[Saved entries]
** Start **
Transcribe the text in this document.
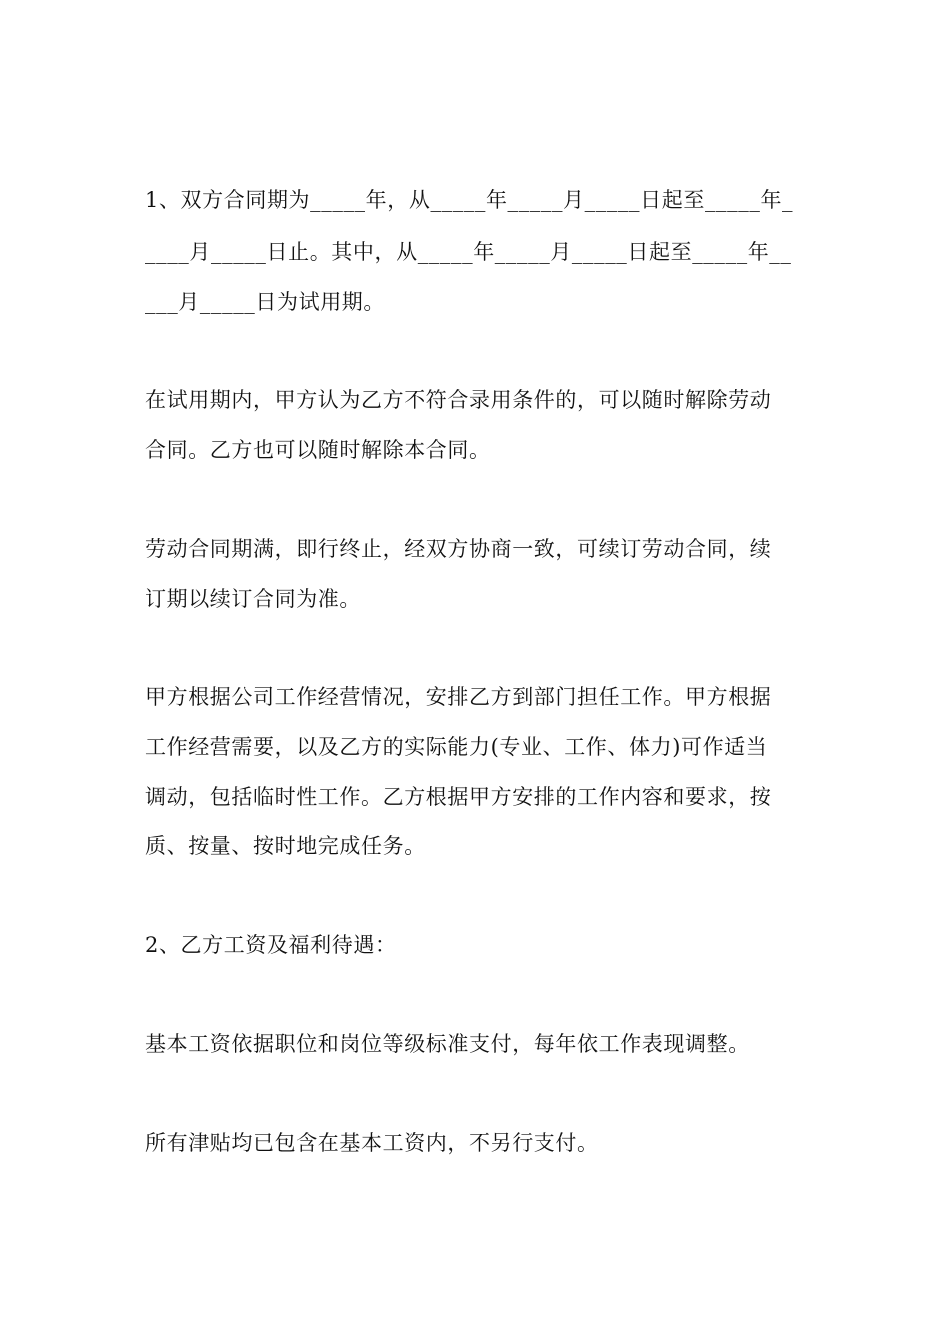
1、双方合同期为_____年，从_____年_____月_____日起至_____年_
____月_____日止。其中，从_____年_____月_____日起至_____年__
___月_____日为试用期。
在试用期内，甲方认为乙方不符合录用条件的，可以随时解除劳动
合同。乙方也可以随时解除本合同。
劳动合同期满，即行终止，经双方协商一致，可续订劳动合同，续
订期以续订合同为准。
甲方根据公司工作经营情况，安排乙方到部门担任工作。甲方根据
工作经营需要，以及乙方的实际能力(专业、工作、体力)可作适当
调动，包括临时性工作。乙方根据甲方安排的工作内容和要求，按
质、按量、按时地完成任务。
2、乙方工资及福利待遇：
基本工资依据职位和岗位等级标准支付，每年依工作表现调整。
所有津贴均已包含在基本工资内，不另行支付。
** End **
WHAT THIS TASK INVOLVES :: Pictures excluded, quote all the data above exactly.

TASK ANSWER ::
Transcribe the text in this document.
1、双方合同期为_____年，从_____年_____月_____日起至_____年_
____月_____日止。其中，从_____年_____月_____日起至_____年__
___月_____日为试用期。
在试用期内，甲方认为乙方不符合录用条件的，可以随时解除劳动
合同。乙方也可以随时解除本合同。
劳动合同期满，即行终止，经双方协商一致，可续订劳动合同，续
订期以续订合同为准。
甲方根据公司工作经营情况，安排乙方到部门担任工作。甲方根据
工作经营需要，以及乙方的实际能力(专业、工作、体力)可作适当
调动，包括临时性工作。乙方根据甲方安排的工作内容和要求，按
质、按量、按时地完成任务。
2、乙方工资及福利待遇：
基本工资依据职位和岗位等级标准支付，每年依工作表现调整。
所有津贴均已包含在基本工资内，不另行支付。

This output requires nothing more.